## DATA PROVIDED:
◆ ◆ ◆ ◆ ◆ ◆ ◆

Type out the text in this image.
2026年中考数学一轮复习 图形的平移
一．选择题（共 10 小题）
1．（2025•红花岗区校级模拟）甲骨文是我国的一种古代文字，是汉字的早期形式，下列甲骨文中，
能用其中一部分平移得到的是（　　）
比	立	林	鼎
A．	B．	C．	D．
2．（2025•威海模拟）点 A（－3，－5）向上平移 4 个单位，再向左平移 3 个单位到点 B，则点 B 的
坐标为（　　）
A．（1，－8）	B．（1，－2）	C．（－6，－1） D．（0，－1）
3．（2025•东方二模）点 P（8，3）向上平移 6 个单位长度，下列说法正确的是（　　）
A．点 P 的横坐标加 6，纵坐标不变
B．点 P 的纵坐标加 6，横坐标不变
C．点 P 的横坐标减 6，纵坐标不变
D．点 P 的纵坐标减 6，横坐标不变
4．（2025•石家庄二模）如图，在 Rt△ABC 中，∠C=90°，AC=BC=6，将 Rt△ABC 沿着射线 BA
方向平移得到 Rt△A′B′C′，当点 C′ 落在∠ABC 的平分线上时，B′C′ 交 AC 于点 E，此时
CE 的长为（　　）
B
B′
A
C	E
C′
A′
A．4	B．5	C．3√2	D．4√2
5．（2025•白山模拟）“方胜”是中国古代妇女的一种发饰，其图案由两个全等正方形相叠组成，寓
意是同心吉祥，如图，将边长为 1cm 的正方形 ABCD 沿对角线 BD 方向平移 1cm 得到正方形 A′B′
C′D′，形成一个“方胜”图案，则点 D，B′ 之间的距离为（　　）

◆ ◆ ◆ ◆ ◆ ◆ ◆

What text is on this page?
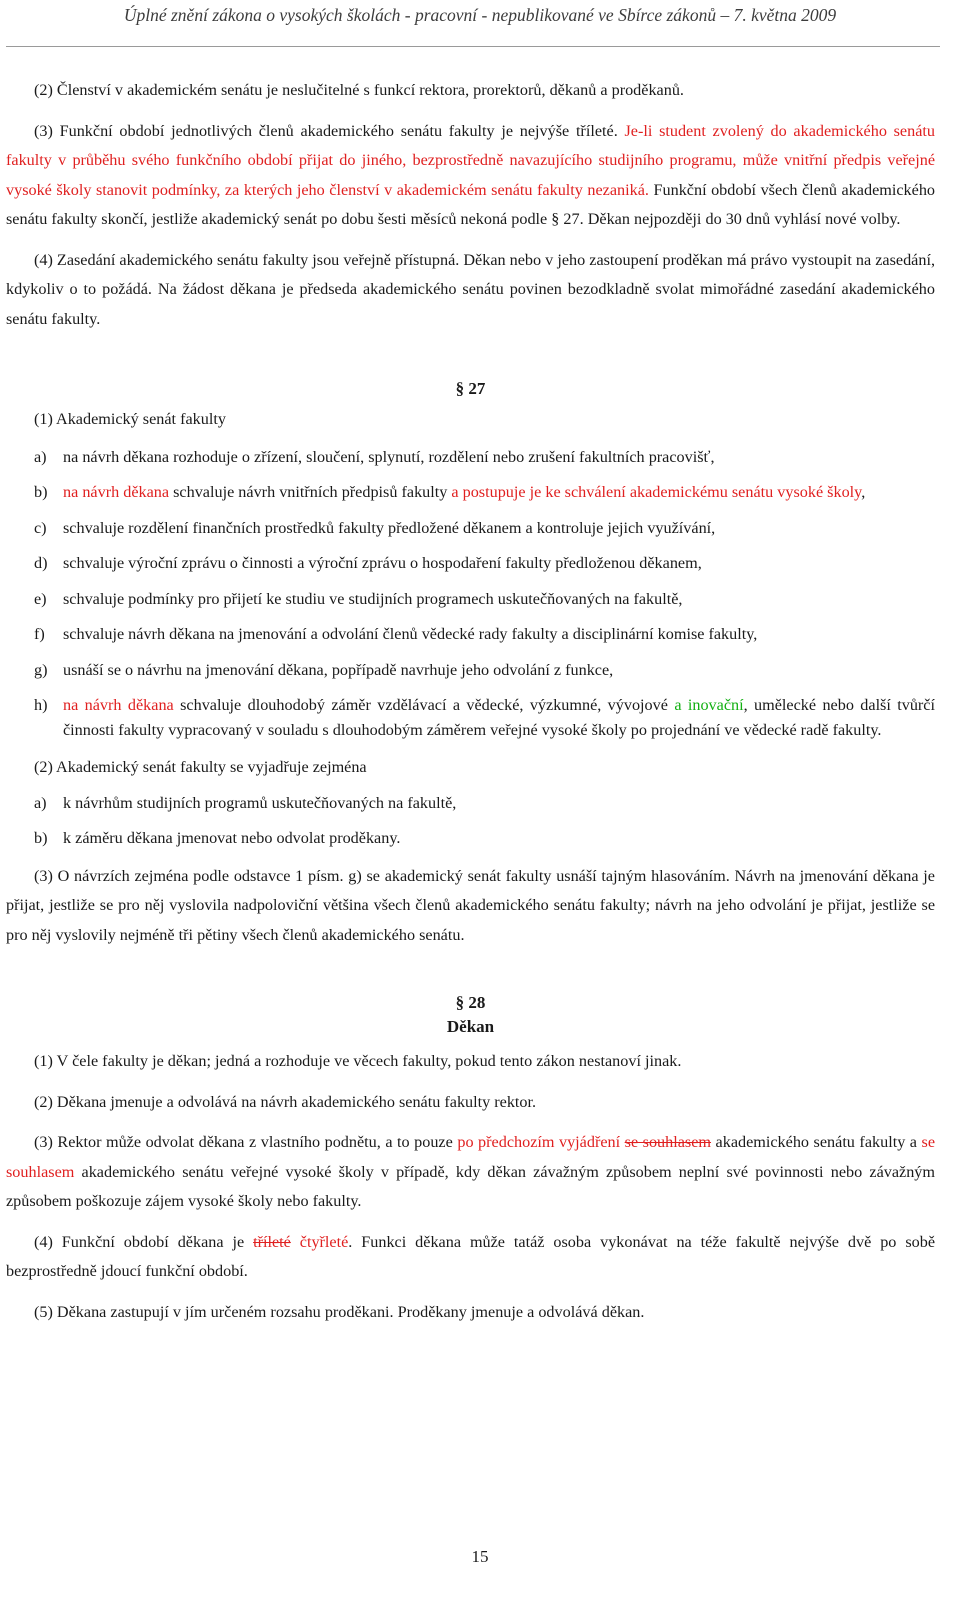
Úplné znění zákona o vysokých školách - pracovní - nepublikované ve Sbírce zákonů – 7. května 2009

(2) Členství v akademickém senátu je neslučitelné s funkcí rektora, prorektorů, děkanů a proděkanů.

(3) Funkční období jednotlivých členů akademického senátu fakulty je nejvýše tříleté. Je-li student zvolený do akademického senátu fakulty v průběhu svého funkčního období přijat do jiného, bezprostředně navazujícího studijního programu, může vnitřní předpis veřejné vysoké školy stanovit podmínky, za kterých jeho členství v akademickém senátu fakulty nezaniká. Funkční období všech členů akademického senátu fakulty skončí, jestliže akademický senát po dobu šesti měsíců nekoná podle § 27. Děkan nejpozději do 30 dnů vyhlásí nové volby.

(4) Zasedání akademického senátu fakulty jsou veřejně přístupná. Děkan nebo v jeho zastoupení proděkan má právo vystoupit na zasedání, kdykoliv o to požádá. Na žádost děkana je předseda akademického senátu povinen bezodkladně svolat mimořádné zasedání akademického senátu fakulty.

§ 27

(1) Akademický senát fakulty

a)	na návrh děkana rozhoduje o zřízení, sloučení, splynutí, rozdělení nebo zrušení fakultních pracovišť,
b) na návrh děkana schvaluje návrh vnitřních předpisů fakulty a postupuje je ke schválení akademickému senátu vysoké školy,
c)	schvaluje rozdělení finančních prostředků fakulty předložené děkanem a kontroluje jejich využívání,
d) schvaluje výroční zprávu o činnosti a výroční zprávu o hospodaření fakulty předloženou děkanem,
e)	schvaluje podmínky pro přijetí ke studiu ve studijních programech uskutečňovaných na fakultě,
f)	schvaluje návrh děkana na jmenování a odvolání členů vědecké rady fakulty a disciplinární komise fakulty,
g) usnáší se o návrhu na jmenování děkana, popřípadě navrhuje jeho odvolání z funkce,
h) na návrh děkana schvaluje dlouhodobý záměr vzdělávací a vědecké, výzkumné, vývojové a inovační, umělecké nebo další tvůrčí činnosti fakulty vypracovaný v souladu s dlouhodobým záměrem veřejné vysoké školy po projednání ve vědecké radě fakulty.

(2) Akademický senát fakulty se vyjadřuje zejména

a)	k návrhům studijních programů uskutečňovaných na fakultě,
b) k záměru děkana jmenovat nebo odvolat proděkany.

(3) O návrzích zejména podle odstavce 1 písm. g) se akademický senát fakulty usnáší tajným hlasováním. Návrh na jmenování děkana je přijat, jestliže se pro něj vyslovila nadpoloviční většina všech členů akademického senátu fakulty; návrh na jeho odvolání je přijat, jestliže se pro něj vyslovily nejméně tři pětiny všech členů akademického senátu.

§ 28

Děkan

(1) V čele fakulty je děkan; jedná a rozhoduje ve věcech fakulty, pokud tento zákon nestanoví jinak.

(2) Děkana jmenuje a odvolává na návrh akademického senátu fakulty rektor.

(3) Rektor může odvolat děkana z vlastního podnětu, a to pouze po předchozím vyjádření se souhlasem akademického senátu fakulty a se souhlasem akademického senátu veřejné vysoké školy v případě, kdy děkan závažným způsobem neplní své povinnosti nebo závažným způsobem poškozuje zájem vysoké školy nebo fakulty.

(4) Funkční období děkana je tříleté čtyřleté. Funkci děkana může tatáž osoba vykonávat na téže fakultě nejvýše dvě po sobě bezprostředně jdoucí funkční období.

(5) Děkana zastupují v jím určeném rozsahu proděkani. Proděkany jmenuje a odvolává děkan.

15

◆ ◆ ◆ ◆ ◆ ◆ ◆

## WORK REQUIRED:
Count the lines in the records above that hold the word "odvolává", and give only that number.

## ANSWER TO THE TASK:
2